[Exercise details]: Each record below is to be copied word for word, with pictures removed.

--- start Dataset content ---

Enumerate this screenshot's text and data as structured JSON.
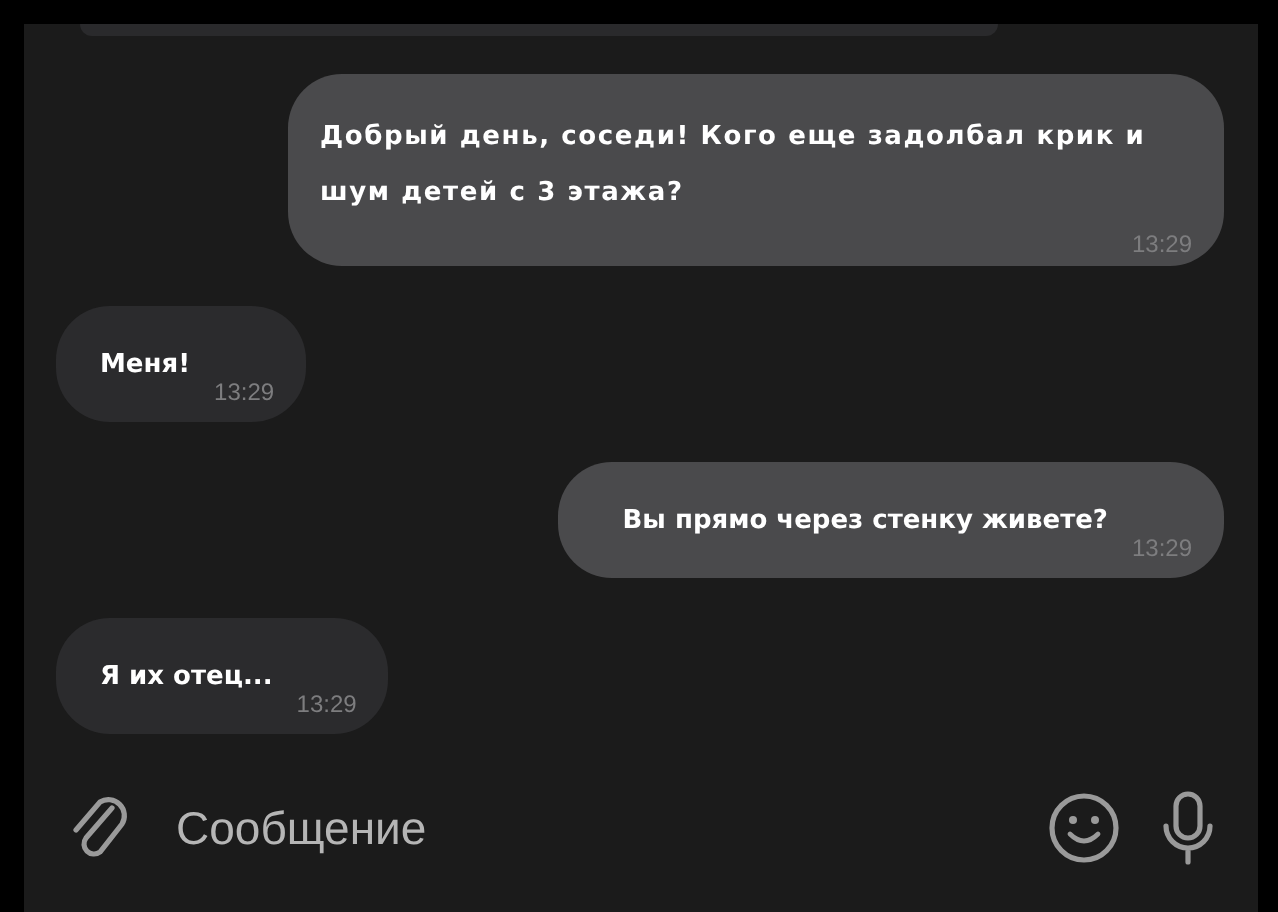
{
  "messages": [
    {
      "kind": "outgoing",
      "text": "Добрый день, соседи! Кого еще задолбал крик и шум детей с 3 этажа?",
      "time": "13:29"
    },
    {
      "kind": "incoming",
      "text": "Меня!",
      "time": "13:29"
    },
    {
      "kind": "outgoing",
      "text": "Вы прямо через стенку живете?",
      "time": "13:29"
    },
    {
      "kind": "incoming",
      "text": "Я их отец...",
      "time": "13:29"
    }
  ],
  "composer": {
    "placeholder": "Сообщение"
  }
}
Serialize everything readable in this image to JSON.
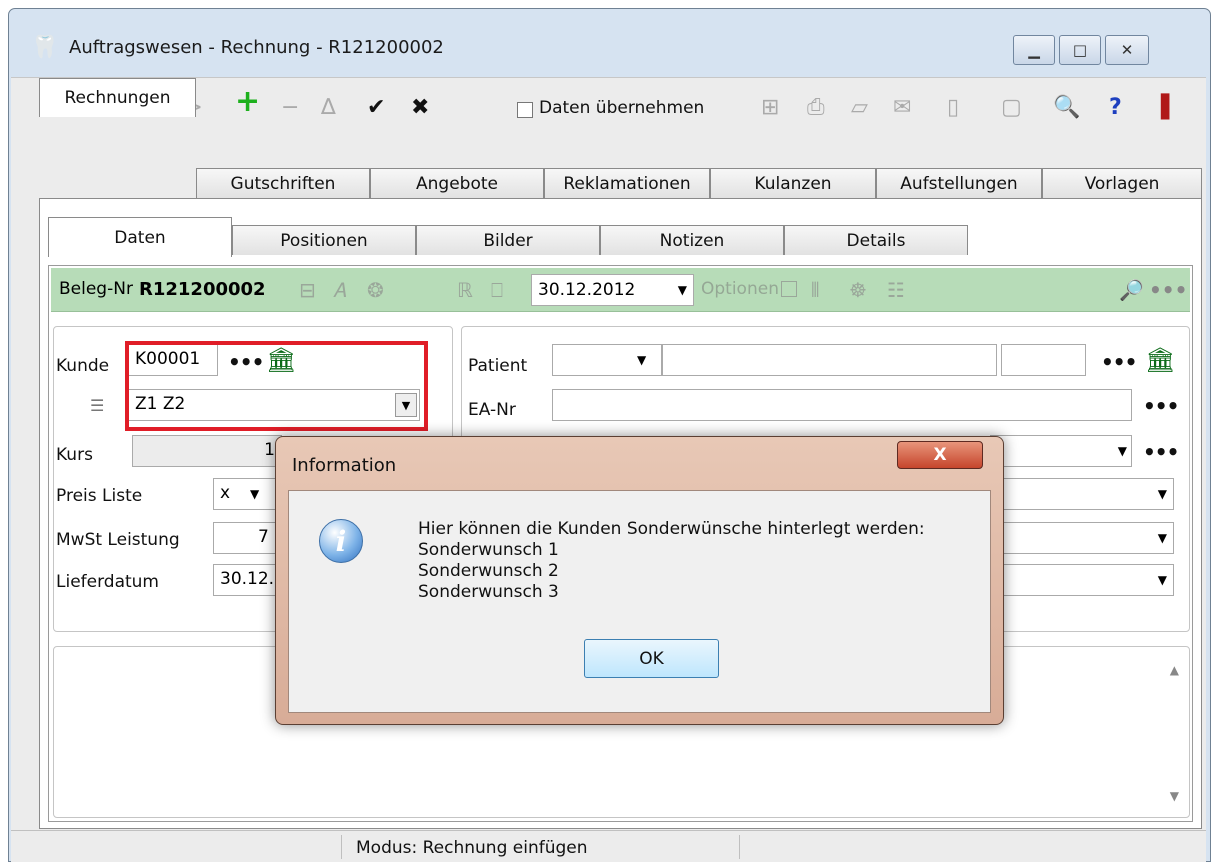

--- end Dataset content ---

[Expected output]:
Enumerate this screenshot's text and data as structured JSON.
{
  "messages": [
    {
      "kind": "outgoing",
      "text": "Добрый день, соседи! Кого еще задолбал крик и шум детей с 3 этажа?",
      "time": "13:29"
    },
    {
      "kind": "incoming",
      "text": "Меня!",
      "time": "13:29"
    },
    {
      "kind": "outgoing",
      "text": "Вы прямо через стенку живете?",
      "time": "13:29"
    },
    {
      "kind": "incoming",
      "text": "Я их отец...",
      "time": "13:29"
    }
  ],
  "composer": {
    "placeholder": "Сообщение"
  }
}
Serialize everything readable in this image to JSON.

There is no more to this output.